Rows -
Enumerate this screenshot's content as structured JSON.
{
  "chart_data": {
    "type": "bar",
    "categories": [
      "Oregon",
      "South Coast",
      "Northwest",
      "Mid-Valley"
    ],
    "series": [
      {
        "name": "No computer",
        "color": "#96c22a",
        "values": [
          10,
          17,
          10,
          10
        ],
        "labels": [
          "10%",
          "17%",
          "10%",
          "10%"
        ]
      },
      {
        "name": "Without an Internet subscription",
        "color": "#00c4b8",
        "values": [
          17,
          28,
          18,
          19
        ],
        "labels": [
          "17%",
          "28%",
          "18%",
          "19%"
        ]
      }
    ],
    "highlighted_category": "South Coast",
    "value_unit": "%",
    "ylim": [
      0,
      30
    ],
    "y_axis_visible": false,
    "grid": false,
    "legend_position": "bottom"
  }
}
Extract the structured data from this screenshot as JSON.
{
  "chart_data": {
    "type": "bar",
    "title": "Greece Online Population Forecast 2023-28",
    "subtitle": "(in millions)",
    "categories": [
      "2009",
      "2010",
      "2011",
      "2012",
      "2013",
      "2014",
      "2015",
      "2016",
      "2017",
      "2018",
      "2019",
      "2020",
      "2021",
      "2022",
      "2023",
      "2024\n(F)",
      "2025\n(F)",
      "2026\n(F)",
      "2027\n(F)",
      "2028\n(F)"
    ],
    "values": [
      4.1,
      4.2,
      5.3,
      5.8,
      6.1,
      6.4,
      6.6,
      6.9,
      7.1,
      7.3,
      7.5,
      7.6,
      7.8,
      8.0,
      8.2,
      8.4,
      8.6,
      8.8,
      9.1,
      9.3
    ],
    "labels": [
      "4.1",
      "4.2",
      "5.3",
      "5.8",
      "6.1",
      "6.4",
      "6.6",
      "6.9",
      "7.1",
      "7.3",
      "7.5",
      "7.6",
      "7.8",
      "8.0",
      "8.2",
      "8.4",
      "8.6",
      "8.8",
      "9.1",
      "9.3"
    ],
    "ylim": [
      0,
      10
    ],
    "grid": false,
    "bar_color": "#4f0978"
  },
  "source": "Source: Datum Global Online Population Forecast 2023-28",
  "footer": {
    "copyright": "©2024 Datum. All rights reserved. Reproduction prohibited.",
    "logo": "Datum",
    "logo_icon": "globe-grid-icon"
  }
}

Given request -
Extract the listing in its entirety, matching it exactly.

Full response -
Enumerate this screenshot's content as structured JSON.
{
  "chart_data": {
    "type": "bar",
    "categories": [
      "Oregon",
      "South Coast",
      "Northwest",
      "Mid-Valley"
    ],
    "series": [
      {
        "name": "No computer",
        "color": "#96c22a",
        "values": [
          10,
          17,
          10,
          10
        ],
        "labels": [
          "10%",
          "17%",
          "10%",
          "10%"
        ]
      },
      {
        "name": "Without an Internet subscription",
        "color": "#00c4b8",
        "values": [
          17,
          28,
          18,
          19
        ],
        "labels": [
          "17%",
          "28%",
          "18%",
          "19%"
        ]
      }
    ],
    "highlighted_category": "South Coast",
    "value_unit": "%",
    "ylim": [
      0,
      30
    ],
    "y_axis_visible": false,
    "grid": false,
    "legend_position": "bottom"
  }
}
Extract the structured data from this screenshot as JSON.
{
  "chart_data": {
    "type": "bar",
    "title": "Greece Online Population Forecast 2023-28",
    "subtitle": "(in millions)",
    "categories": [
      "2009",
      "2010",
      "2011",
      "2012",
      "2013",
      "2014",
      "2015",
      "2016",
      "2017",
      "2018",
      "2019",
      "2020",
      "2021",
      "2022",
      "2023",
      "2024\n(F)",
      "2025\n(F)",
      "2026\n(F)",
      "2027\n(F)",
      "2028\n(F)"
    ],
    "values": [
      4.1,
      4.2,
      5.3,
      5.8,
      6.1,
      6.4,
      6.6,
      6.9,
      7.1,
      7.3,
      7.5,
      7.6,
      7.8,
      8.0,
      8.2,
      8.4,
      8.6,
      8.8,
      9.1,
      9.3
    ],
    "labels": [
      "4.1",
      "4.2",
      "5.3",
      "5.8",
      "6.1",
      "6.4",
      "6.6",
      "6.9",
      "7.1",
      "7.3",
      "7.5",
      "7.6",
      "7.8",
      "8.0",
      "8.2",
      "8.4",
      "8.6",
      "8.8",
      "9.1",
      "9.3"
    ],
    "ylim": [
      0,
      10
    ],
    "grid": false,
    "bar_color": "#4f0978"
  },
  "source": "Source: Datum Global Online Population Forecast 2023-28",
  "footer": {
    "copyright": "©2024 Datum. All rights reserved. Reproduction prohibited.",
    "logo": "Datum",
    "logo_icon": "globe-grid-icon"
  }
}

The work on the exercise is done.